■ Data records ■

○ ○ ○

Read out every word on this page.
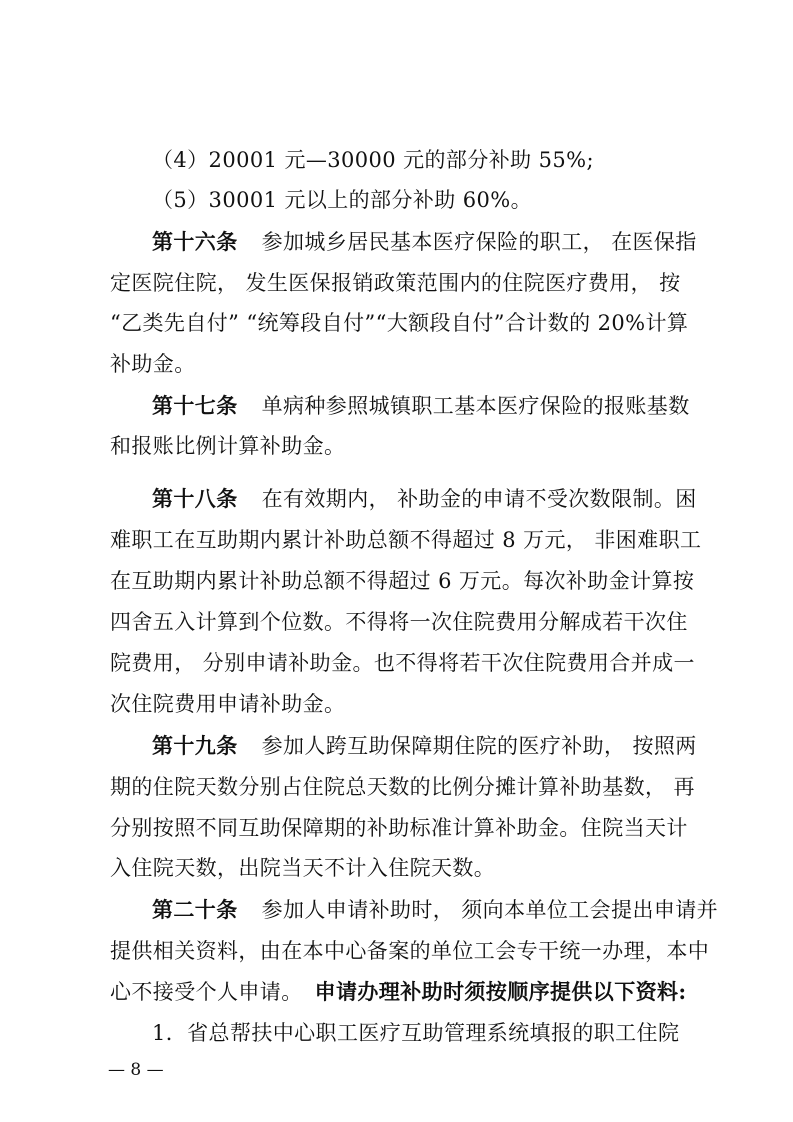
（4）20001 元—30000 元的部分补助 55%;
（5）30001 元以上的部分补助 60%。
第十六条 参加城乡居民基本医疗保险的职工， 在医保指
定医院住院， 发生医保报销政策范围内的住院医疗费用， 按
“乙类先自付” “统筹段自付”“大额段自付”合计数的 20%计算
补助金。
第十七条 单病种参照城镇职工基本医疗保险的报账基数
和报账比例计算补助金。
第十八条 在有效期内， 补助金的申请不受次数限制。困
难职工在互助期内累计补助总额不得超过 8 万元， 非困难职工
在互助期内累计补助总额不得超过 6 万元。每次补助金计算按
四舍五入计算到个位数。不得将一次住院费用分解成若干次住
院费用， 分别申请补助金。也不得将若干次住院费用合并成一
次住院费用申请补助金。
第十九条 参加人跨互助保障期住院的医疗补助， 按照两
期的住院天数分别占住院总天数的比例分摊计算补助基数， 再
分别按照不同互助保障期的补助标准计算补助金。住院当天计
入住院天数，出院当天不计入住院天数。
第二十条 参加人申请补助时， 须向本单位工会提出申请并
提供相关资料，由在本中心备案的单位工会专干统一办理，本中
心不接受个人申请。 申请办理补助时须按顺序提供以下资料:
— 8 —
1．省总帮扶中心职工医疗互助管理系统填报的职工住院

○ ○ ○

■ Aim ■
Your job is to transcribe the entries above exactly; skip the pictures.

■ Result of this exercise ■
Read out every word on this page.
（4）20001 元—30000 元的部分补助 55%;
（5）30001 元以上的部分补助 60%。
第十六条 参加城乡居民基本医疗保险的职工， 在医保指
定医院住院， 发生医保报销政策范围内的住院医疗费用， 按
“乙类先自付” “统筹段自付”“大额段自付”合计数的 20%计算
补助金。
第十七条 单病种参照城镇职工基本医疗保险的报账基数
和报账比例计算补助金。
第十八条 在有效期内， 补助金的申请不受次数限制。困
难职工在互助期内累计补助总额不得超过 8 万元， 非困难职工
在互助期内累计补助总额不得超过 6 万元。每次补助金计算按
四舍五入计算到个位数。不得将一次住院费用分解成若干次住
院费用， 分别申请补助金。也不得将若干次住院费用合并成一
次住院费用申请补助金。
第十九条 参加人跨互助保障期住院的医疗补助， 按照两
期的住院天数分别占住院总天数的比例分摊计算补助基数， 再
分别按照不同互助保障期的补助标准计算补助金。住院当天计
入住院天数，出院当天不计入住院天数。
第二十条 参加人申请补助时， 须向本单位工会提出申请并
提供相关资料，由在本中心备案的单位工会专干统一办理，本中
心不接受个人申请。 申请办理补助时须按顺序提供以下资料:
— 8 —
1．省总帮扶中心职工医疗互助管理系统填报的职工住院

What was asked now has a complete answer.